**SET EXERCISE:**
Bring together all lines of the material below that contain the string "CIRURGIAS".
--- START DATA PROVIDED ---
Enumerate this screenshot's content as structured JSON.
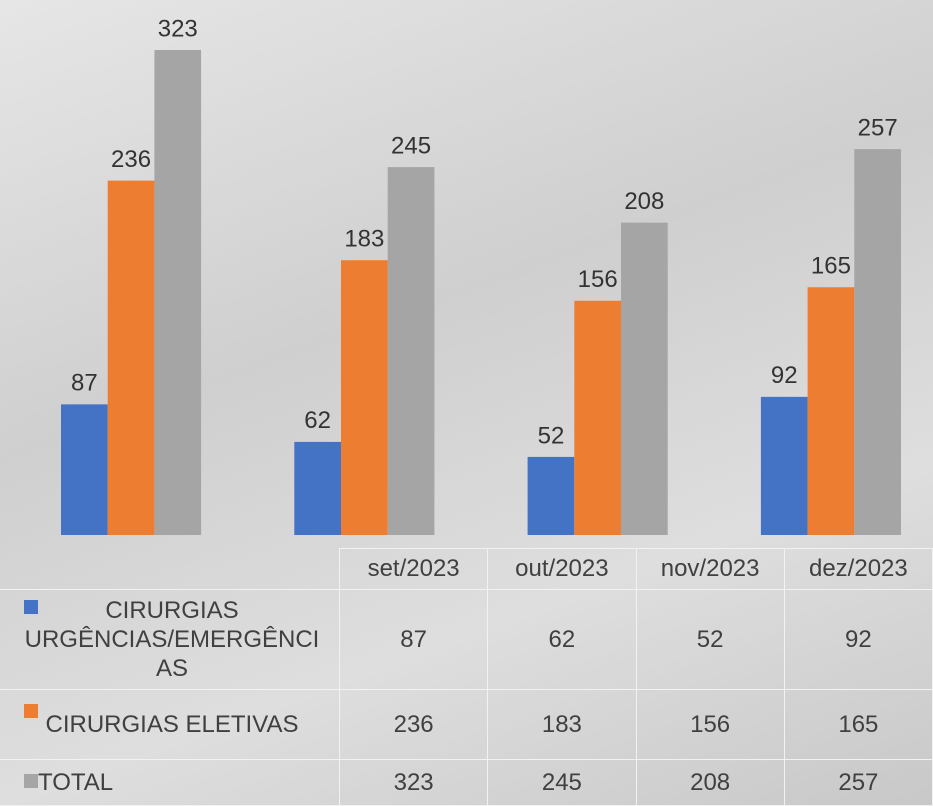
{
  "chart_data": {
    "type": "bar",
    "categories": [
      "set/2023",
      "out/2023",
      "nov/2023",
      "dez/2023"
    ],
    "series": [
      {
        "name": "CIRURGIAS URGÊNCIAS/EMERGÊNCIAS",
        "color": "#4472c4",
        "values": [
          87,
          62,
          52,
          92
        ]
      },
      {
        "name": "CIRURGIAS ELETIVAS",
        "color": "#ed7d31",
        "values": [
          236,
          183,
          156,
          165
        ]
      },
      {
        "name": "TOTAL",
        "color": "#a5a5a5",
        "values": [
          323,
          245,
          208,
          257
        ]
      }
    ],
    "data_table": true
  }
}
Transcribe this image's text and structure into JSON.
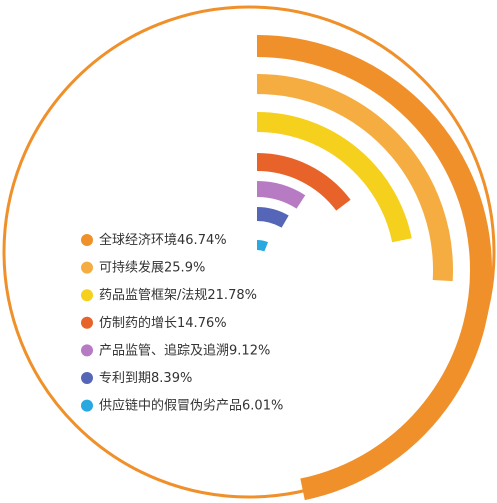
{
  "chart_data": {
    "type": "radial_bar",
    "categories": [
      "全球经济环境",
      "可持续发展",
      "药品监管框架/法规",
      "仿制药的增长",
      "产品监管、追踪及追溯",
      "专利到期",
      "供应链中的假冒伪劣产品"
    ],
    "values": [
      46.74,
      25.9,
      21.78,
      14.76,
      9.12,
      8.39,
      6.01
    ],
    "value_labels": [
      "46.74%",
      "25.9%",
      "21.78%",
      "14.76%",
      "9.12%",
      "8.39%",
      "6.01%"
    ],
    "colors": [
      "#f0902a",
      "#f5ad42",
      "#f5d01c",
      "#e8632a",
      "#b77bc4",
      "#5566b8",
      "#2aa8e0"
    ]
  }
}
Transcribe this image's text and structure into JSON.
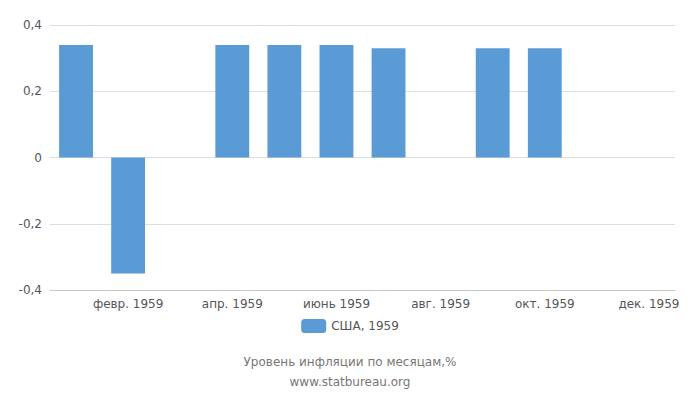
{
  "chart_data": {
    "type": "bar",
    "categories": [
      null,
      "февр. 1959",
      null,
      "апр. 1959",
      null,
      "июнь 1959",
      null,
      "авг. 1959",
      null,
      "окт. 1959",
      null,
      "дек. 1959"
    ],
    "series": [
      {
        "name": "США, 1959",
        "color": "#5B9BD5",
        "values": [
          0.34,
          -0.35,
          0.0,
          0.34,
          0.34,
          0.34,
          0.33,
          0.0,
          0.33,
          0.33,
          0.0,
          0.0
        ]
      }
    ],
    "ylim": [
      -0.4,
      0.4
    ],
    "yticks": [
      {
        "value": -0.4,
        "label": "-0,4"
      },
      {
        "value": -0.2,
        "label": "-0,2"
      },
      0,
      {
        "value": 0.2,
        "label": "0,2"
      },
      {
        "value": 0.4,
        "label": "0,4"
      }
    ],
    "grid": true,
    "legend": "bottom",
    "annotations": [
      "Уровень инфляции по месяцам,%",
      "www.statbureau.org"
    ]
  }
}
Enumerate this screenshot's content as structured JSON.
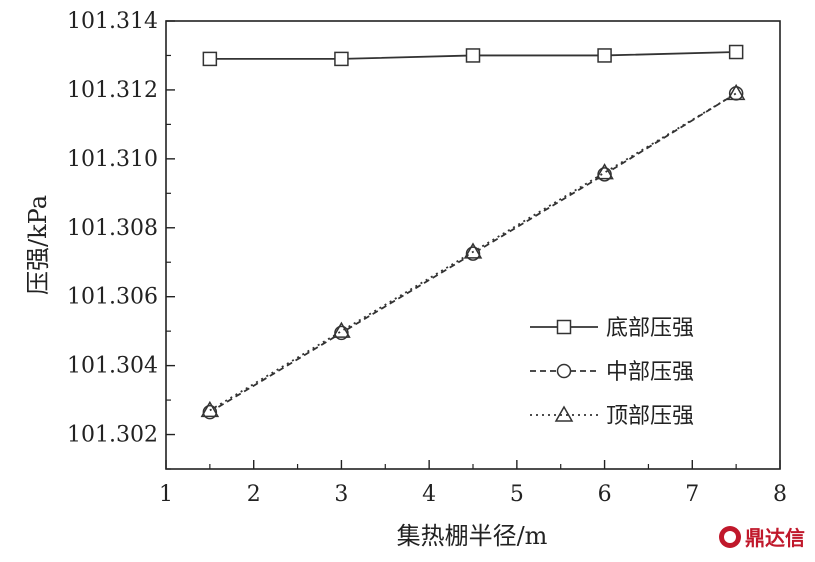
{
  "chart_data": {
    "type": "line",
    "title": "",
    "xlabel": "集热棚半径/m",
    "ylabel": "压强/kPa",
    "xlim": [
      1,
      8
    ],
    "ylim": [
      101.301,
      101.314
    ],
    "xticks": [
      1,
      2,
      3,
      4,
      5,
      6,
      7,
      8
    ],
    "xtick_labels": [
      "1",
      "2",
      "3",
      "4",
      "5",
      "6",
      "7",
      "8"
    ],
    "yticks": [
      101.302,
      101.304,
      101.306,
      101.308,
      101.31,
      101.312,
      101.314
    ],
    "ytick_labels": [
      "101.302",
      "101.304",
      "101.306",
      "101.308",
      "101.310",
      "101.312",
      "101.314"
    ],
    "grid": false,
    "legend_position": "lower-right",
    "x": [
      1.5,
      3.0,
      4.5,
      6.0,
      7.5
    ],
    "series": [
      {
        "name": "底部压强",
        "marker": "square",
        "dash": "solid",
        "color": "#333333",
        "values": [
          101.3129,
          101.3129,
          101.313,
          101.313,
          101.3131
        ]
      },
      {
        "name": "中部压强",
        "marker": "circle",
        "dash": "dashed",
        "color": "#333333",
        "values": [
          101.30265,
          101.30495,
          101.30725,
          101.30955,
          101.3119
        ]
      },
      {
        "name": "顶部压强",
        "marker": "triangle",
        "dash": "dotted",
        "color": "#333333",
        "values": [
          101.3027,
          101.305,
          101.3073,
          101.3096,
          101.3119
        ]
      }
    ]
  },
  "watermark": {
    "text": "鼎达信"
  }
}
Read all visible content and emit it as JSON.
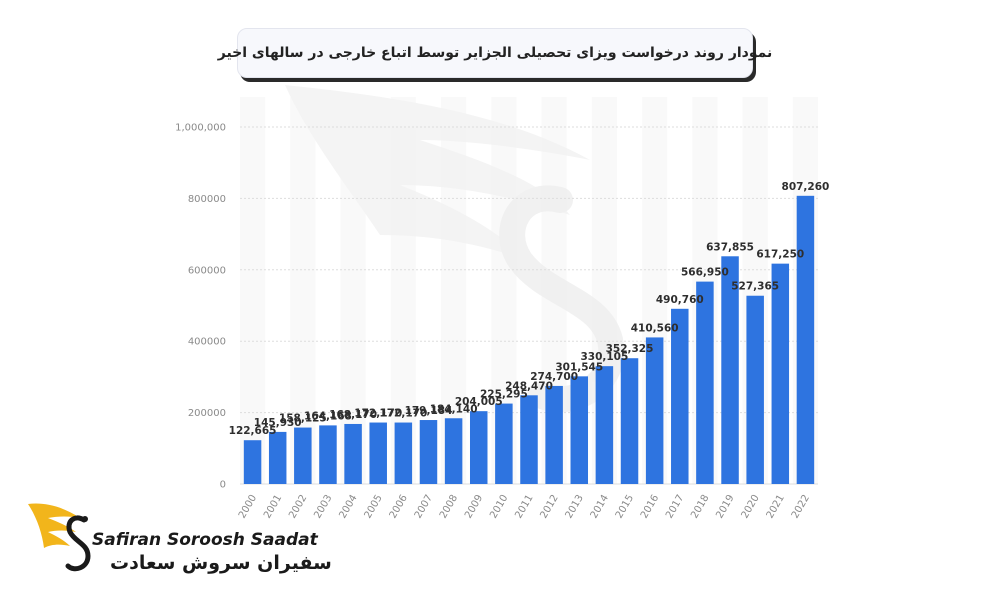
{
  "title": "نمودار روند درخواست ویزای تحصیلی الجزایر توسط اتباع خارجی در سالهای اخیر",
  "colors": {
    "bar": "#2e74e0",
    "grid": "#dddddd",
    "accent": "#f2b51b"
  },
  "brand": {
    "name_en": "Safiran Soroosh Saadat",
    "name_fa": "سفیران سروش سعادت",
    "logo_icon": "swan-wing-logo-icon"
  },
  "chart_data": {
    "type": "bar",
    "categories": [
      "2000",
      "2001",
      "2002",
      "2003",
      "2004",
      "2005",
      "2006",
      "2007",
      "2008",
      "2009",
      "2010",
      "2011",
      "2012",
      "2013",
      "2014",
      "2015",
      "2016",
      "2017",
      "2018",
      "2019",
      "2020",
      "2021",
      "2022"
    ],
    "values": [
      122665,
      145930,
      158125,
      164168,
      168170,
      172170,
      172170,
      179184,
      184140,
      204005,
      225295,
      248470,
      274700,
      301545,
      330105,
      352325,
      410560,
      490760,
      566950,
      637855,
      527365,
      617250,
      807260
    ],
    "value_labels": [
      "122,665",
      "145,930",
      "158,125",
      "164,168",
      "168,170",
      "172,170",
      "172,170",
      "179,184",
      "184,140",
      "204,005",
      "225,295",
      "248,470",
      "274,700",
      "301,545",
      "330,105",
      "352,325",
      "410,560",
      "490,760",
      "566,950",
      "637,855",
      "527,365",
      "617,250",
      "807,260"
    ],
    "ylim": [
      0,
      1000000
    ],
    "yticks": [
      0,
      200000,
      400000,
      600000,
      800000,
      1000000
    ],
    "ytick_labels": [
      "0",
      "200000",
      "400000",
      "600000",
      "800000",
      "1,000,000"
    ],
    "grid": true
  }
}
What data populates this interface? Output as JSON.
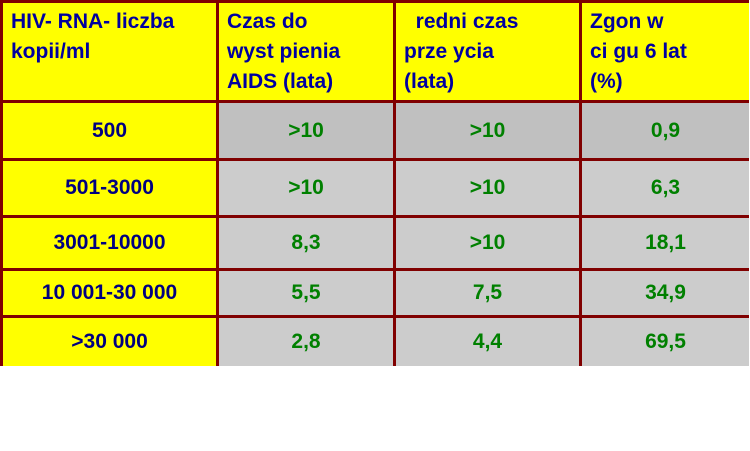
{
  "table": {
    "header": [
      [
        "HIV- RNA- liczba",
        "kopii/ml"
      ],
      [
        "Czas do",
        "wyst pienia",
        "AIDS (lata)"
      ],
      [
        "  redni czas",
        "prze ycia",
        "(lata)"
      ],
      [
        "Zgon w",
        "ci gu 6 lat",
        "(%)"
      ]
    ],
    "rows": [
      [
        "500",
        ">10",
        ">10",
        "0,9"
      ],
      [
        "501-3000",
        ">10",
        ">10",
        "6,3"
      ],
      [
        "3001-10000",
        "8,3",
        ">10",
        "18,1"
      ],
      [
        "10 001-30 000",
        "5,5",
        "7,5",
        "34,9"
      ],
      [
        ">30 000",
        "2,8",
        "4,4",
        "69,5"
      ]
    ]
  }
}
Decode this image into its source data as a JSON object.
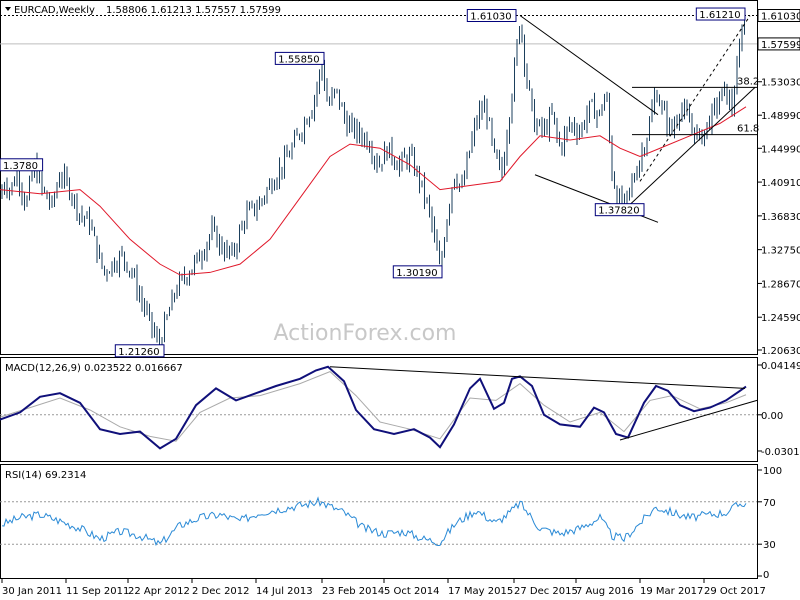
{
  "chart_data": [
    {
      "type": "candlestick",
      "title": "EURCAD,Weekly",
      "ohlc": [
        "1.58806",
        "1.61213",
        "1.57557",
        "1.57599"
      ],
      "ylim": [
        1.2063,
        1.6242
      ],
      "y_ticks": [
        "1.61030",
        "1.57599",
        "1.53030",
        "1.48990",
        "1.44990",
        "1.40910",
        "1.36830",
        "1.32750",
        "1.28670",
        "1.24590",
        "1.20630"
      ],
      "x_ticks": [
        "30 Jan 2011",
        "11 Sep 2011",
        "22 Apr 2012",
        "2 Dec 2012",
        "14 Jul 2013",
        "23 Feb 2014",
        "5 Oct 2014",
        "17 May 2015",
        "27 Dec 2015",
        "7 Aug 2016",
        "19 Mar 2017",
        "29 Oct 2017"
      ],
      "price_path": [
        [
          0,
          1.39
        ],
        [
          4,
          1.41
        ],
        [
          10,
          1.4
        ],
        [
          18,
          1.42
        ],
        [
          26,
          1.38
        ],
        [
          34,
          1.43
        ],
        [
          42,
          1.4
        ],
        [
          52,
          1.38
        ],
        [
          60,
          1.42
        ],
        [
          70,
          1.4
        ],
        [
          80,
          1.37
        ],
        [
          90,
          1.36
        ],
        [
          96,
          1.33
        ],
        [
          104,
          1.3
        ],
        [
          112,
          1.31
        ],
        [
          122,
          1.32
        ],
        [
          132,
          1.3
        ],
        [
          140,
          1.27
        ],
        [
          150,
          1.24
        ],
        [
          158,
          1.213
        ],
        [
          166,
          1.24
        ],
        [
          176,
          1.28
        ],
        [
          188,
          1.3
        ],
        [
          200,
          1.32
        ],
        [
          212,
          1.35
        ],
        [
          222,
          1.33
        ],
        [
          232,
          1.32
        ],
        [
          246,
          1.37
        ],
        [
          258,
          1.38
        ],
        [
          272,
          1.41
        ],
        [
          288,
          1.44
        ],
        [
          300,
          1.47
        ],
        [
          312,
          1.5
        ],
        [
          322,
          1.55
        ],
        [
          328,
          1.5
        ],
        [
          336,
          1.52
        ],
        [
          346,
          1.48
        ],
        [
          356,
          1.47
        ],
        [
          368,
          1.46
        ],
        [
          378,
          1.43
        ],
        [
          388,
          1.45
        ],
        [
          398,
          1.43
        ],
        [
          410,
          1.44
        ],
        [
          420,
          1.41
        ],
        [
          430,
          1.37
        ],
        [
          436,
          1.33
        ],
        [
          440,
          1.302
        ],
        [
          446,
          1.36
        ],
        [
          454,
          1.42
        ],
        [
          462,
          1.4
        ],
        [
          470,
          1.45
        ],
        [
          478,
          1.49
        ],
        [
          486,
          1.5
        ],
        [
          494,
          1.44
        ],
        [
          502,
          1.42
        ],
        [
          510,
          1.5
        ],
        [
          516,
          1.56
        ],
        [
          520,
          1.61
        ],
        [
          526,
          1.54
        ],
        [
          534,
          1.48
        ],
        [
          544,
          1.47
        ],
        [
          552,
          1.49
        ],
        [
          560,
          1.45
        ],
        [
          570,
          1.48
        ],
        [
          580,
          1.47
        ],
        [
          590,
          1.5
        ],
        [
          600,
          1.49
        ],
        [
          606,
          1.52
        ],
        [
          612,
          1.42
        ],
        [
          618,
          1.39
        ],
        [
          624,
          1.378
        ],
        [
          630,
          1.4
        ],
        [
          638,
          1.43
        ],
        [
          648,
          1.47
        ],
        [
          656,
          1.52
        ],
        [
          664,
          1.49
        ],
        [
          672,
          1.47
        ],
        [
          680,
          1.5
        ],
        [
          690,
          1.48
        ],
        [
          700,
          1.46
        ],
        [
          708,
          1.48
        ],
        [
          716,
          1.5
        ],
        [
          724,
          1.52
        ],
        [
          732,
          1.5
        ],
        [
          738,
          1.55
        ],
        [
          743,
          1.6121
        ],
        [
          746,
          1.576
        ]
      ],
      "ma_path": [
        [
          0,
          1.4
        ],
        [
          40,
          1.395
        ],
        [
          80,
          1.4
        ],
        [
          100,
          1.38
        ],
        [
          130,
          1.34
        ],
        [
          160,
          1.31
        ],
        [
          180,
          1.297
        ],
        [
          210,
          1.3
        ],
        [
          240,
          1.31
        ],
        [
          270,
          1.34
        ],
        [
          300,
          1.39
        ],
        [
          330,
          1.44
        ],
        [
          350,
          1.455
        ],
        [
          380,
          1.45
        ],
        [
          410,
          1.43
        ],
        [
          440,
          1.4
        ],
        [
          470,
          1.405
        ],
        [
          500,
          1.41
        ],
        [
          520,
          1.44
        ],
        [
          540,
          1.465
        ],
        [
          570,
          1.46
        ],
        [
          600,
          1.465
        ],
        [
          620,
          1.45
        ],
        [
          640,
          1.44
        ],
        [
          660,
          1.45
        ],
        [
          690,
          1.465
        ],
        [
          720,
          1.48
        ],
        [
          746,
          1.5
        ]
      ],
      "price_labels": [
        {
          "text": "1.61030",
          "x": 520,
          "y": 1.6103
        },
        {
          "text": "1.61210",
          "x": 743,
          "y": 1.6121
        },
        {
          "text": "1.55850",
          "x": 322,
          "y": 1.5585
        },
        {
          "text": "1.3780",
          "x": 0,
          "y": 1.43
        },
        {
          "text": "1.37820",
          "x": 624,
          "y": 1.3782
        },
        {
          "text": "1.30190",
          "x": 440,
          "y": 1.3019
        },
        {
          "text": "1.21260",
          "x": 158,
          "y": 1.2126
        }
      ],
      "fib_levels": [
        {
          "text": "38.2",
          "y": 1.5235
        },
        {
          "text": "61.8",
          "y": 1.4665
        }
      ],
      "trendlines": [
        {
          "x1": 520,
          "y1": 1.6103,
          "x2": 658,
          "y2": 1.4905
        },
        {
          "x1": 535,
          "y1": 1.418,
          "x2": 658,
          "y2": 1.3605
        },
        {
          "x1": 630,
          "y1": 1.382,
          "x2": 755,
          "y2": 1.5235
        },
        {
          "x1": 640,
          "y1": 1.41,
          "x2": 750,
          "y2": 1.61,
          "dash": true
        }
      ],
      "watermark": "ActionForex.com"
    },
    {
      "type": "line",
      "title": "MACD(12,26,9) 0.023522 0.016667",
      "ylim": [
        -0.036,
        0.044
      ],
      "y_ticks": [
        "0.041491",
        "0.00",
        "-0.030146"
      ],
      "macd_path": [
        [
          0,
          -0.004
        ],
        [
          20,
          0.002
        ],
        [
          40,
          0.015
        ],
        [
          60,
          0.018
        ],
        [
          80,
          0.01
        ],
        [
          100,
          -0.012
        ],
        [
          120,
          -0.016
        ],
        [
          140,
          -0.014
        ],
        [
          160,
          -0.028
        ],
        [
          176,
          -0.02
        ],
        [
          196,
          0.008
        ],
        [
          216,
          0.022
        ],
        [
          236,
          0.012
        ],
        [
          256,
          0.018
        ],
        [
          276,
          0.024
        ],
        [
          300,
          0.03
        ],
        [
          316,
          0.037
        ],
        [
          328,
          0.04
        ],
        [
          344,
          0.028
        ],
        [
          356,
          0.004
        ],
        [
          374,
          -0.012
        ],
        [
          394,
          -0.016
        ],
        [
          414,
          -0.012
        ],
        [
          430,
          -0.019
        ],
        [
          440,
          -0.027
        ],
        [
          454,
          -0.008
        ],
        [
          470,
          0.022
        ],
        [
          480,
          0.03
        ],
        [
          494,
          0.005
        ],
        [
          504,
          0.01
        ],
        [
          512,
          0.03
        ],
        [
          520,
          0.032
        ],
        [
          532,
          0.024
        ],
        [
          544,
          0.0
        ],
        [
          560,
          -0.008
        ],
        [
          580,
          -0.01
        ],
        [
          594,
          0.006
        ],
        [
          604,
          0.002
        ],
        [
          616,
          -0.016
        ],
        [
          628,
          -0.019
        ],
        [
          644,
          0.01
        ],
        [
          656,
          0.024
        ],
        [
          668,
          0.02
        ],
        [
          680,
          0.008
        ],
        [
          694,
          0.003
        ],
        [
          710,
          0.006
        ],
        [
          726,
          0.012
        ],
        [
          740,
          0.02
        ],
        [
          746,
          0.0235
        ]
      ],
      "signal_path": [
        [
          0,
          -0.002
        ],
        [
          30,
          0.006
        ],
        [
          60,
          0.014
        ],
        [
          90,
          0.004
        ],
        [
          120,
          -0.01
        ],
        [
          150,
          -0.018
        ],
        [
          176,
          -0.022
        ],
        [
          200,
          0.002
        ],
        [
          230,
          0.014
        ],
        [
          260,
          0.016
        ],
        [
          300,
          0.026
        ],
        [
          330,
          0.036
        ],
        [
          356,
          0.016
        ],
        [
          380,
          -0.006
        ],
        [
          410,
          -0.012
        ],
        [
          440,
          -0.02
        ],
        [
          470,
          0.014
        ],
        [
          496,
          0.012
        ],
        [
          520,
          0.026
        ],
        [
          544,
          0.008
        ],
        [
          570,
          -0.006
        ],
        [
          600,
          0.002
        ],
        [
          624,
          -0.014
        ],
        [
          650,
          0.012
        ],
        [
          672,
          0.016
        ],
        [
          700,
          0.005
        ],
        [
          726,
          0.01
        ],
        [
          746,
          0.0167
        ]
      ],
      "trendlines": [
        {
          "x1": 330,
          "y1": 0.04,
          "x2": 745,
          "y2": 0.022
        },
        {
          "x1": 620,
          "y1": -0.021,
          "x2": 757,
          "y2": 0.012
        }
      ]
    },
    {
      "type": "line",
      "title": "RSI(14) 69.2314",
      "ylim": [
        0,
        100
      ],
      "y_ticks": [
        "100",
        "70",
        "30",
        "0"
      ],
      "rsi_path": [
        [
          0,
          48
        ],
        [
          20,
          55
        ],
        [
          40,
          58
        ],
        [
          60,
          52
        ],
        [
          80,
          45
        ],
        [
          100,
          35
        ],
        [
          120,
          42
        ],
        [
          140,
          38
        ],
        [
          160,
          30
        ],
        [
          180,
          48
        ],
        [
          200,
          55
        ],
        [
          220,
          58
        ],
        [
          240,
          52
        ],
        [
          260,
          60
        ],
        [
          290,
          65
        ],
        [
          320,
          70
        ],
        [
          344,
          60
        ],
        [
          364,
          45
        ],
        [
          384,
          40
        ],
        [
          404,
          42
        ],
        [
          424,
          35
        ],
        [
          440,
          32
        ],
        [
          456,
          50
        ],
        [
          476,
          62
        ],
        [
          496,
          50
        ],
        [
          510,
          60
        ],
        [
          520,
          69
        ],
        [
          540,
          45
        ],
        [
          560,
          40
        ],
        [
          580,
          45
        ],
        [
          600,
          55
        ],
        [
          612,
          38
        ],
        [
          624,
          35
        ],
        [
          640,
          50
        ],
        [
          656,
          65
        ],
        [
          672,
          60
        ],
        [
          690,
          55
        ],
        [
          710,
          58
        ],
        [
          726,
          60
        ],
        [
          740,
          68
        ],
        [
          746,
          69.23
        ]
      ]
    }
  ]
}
--- END DATA PROVIDED ---
**RESPONSE TO THE EXERCISE:**
        "name": "CIRURGIAS URGÊNCIAS/EMERGÊNCIAS",
        "name": "CIRURGIAS ELETIVAS",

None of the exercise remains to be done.